**SUPPLIED RECORDS**
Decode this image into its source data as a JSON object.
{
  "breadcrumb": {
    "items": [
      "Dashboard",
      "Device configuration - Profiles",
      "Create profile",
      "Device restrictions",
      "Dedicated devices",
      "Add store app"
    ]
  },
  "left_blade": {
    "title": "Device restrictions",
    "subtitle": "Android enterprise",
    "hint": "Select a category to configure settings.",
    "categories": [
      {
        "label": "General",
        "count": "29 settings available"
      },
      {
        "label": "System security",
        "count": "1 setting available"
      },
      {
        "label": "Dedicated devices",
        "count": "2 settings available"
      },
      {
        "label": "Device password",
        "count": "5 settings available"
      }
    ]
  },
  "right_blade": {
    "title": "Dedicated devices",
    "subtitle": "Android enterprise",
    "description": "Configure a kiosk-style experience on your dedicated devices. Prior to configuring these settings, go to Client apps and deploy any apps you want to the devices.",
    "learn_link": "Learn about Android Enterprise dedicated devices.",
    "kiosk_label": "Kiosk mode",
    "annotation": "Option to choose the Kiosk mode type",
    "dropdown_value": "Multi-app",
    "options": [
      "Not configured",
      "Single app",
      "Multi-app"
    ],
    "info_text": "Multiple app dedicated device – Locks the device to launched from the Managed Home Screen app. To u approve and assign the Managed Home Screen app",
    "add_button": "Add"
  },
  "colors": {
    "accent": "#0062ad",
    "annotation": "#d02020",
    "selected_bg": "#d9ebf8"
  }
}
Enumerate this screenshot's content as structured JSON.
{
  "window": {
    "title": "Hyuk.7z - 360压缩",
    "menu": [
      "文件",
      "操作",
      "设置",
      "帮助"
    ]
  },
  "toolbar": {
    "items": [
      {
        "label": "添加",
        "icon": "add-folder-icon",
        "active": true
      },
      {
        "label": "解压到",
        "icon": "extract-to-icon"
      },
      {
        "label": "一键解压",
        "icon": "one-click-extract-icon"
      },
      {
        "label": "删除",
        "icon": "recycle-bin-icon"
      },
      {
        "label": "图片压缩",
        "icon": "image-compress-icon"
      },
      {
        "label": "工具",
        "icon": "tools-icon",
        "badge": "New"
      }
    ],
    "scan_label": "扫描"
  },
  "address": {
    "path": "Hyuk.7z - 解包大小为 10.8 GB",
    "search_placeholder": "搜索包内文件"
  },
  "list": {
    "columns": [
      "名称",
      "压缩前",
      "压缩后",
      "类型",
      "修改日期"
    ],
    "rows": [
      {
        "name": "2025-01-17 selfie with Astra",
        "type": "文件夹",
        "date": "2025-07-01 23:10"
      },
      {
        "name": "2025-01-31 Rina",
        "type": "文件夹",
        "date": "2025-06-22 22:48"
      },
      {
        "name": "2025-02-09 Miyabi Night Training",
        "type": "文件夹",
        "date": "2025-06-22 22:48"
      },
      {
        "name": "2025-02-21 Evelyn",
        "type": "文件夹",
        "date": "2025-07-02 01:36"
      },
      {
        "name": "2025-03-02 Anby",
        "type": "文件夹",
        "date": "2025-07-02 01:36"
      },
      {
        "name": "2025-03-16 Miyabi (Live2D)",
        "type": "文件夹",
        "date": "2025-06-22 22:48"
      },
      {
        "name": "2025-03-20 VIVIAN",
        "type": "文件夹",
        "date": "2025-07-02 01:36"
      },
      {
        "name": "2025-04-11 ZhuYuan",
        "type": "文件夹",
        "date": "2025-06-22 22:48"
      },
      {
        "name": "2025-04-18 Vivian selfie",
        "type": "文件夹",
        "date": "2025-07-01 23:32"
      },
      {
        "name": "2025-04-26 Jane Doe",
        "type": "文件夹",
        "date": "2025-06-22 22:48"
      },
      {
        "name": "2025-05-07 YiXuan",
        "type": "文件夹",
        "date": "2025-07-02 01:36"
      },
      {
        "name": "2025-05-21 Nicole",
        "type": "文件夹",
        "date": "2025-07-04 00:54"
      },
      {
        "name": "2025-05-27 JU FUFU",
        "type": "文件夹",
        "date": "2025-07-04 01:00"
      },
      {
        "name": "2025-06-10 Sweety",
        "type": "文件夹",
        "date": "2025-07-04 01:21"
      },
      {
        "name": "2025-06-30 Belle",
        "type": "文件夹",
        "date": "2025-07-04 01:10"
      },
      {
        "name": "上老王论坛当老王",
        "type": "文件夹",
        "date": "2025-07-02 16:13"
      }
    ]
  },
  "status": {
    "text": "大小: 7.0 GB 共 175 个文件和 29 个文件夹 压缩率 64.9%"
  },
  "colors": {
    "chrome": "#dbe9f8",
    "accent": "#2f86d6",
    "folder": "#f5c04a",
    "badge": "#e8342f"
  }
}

**DIRECTIVE**
Write out the listing once more, matching it exactly.

**WRITTEN SOLUTION**
Decode this image into its source data as a JSON object.
{
  "breadcrumb": {
    "items": [
      "Dashboard",
      "Device configuration - Profiles",
      "Create profile",
      "Device restrictions",
      "Dedicated devices",
      "Add store app"
    ]
  },
  "left_blade": {
    "title": "Device restrictions",
    "subtitle": "Android enterprise",
    "hint": "Select a category to configure settings.",
    "categories": [
      {
        "label": "General",
        "count": "29 settings available"
      },
      {
        "label": "System security",
        "count": "1 setting available"
      },
      {
        "label": "Dedicated devices",
        "count": "2 settings available"
      },
      {
        "label": "Device password",
        "count": "5 settings available"
      }
    ]
  },
  "right_blade": {
    "title": "Dedicated devices",
    "subtitle": "Android enterprise",
    "description": "Configure a kiosk-style experience on your dedicated devices. Prior to configuring these settings, go to Client apps and deploy any apps you want to the devices.",
    "learn_link": "Learn about Android Enterprise dedicated devices.",
    "kiosk_label": "Kiosk mode",
    "annotation": "Option to choose the Kiosk mode type",
    "dropdown_value": "Multi-app",
    "options": [
      "Not configured",
      "Single app",
      "Multi-app"
    ],
    "info_text": "Multiple app dedicated device – Locks the device to launched from the Managed Home Screen app. To u approve and assign the Managed Home Screen app",
    "add_button": "Add"
  },
  "colors": {
    "accent": "#0062ad",
    "annotation": "#d02020",
    "selected_bg": "#d9ebf8"
  }
}
Enumerate this screenshot's content as structured JSON.
{
  "window": {
    "title": "Hyuk.7z - 360压缩",
    "menu": [
      "文件",
      "操作",
      "设置",
      "帮助"
    ]
  },
  "toolbar": {
    "items": [
      {
        "label": "添加",
        "icon": "add-folder-icon",
        "active": true
      },
      {
        "label": "解压到",
        "icon": "extract-to-icon"
      },
      {
        "label": "一键解压",
        "icon": "one-click-extract-icon"
      },
      {
        "label": "删除",
        "icon": "recycle-bin-icon"
      },
      {
        "label": "图片压缩",
        "icon": "image-compress-icon"
      },
      {
        "label": "工具",
        "icon": "tools-icon",
        "badge": "New"
      }
    ],
    "scan_label": "扫描"
  },
  "address": {
    "path": "Hyuk.7z - 解包大小为 10.8 GB",
    "search_placeholder": "搜索包内文件"
  },
  "list": {
    "columns": [
      "名称",
      "压缩前",
      "压缩后",
      "类型",
      "修改日期"
    ],
    "rows": [
      {
        "name": "2025-01-17 selfie with Astra",
        "type": "文件夹",
        "date": "2025-07-01 23:10"
      },
      {
        "name": "2025-01-31 Rina",
        "type": "文件夹",
        "date": "2025-06-22 22:48"
      },
      {
        "name": "2025-02-09 Miyabi Night Training",
        "type": "文件夹",
        "date": "2025-06-22 22:48"
      },
      {
        "name": "2025-02-21 Evelyn",
        "type": "文件夹",
        "date": "2025-07-02 01:36"
      },
      {
        "name": "2025-03-02 Anby",
        "type": "文件夹",
        "date": "2025-07-02 01:36"
      },
      {
        "name": "2025-03-16 Miyabi (Live2D)",
        "type": "文件夹",
        "date": "2025-06-22 22:48"
      },
      {
        "name": "2025-03-20 VIVIAN",
        "type": "文件夹",
        "date": "2025-07-02 01:36"
      },
      {
        "name": "2025-04-11 ZhuYuan",
        "type": "文件夹",
        "date": "2025-06-22 22:48"
      },
      {
        "name": "2025-04-18 Vivian selfie",
        "type": "文件夹",
        "date": "2025-07-01 23:32"
      },
      {
        "name": "2025-04-26 Jane Doe",
        "type": "文件夹",
        "date": "2025-06-22 22:48"
      },
      {
        "name": "2025-05-07 YiXuan",
        "type": "文件夹",
        "date": "2025-07-02 01:36"
      },
      {
        "name": "2025-05-21 Nicole",
        "type": "文件夹",
        "date": "2025-07-04 00:54"
      },
      {
        "name": "2025-05-27 JU FUFU",
        "type": "文件夹",
        "date": "2025-07-04 01:00"
      },
      {
        "name": "2025-06-10 Sweety",
        "type": "文件夹",
        "date": "2025-07-04 01:21"
      },
      {
        "name": "2025-06-30 Belle",
        "type": "文件夹",
        "date": "2025-07-04 01:10"
      },
      {
        "name": "上老王论坛当老王",
        "type": "文件夹",
        "date": "2025-07-02 16:13"
      }
    ]
  },
  "status": {
    "text": "大小: 7.0 GB 共 175 个文件和 29 个文件夹 压缩率 64.9%"
  },
  "colors": {
    "chrome": "#dbe9f8",
    "accent": "#2f86d6",
    "folder": "#f5c04a",
    "badge": "#e8342f"
  }
}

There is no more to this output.